### GOAL OF THE EXERCISE
Return the complete listing that follows, with each line reproduced exactly.

^^^^^^^^^^^^^^^^

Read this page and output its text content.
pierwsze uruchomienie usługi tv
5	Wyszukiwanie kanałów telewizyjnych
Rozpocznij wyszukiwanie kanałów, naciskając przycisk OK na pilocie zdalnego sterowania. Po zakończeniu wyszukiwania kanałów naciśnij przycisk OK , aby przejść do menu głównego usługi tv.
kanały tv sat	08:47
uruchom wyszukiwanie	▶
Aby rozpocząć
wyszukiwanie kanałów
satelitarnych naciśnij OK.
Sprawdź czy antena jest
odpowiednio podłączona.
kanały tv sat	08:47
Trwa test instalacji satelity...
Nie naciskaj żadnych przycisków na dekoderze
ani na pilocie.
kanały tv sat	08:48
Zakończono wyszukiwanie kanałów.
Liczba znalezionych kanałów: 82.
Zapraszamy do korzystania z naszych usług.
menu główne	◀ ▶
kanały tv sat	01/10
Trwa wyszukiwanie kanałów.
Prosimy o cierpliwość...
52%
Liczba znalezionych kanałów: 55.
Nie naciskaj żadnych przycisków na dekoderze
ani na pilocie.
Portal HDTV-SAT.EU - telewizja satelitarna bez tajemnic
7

^^^^^^^^^^^^^^^^

### RIGHT ANSWER
Read this page and output its text content.
pierwsze uruchomienie usługi tv
5	Wyszukiwanie kanałów telewizyjnych
Rozpocznij wyszukiwanie kanałów, naciskając przycisk OK na pilocie zdalnego sterowania. Po zakończeniu wyszukiwania kanałów naciśnij przycisk OK , aby przejść do menu głównego usługi tv.
kanały tv sat	08:47
uruchom wyszukiwanie	▶
Aby rozpocząć
wyszukiwanie kanałów
satelitarnych naciśnij OK.
Sprawdź czy antena jest
odpowiednio podłączona.
kanały tv sat	08:47
Trwa test instalacji satelity...
Nie naciskaj żadnych przycisków na dekoderze
ani na pilocie.
kanały tv sat	08:48
Zakończono wyszukiwanie kanałów.
Liczba znalezionych kanałów: 82.
Zapraszamy do korzystania z naszych usług.
menu główne	◀ ▶
kanały tv sat	01/10
Trwa wyszukiwanie kanałów.
Prosimy o cierpliwość...
52%
Liczba znalezionych kanałów: 55.
Nie naciskaj żadnych przycisków na dekoderze
ani na pilocie.
Portal HDTV-SAT.EU - telewizja satelitarna bez tajemnic
7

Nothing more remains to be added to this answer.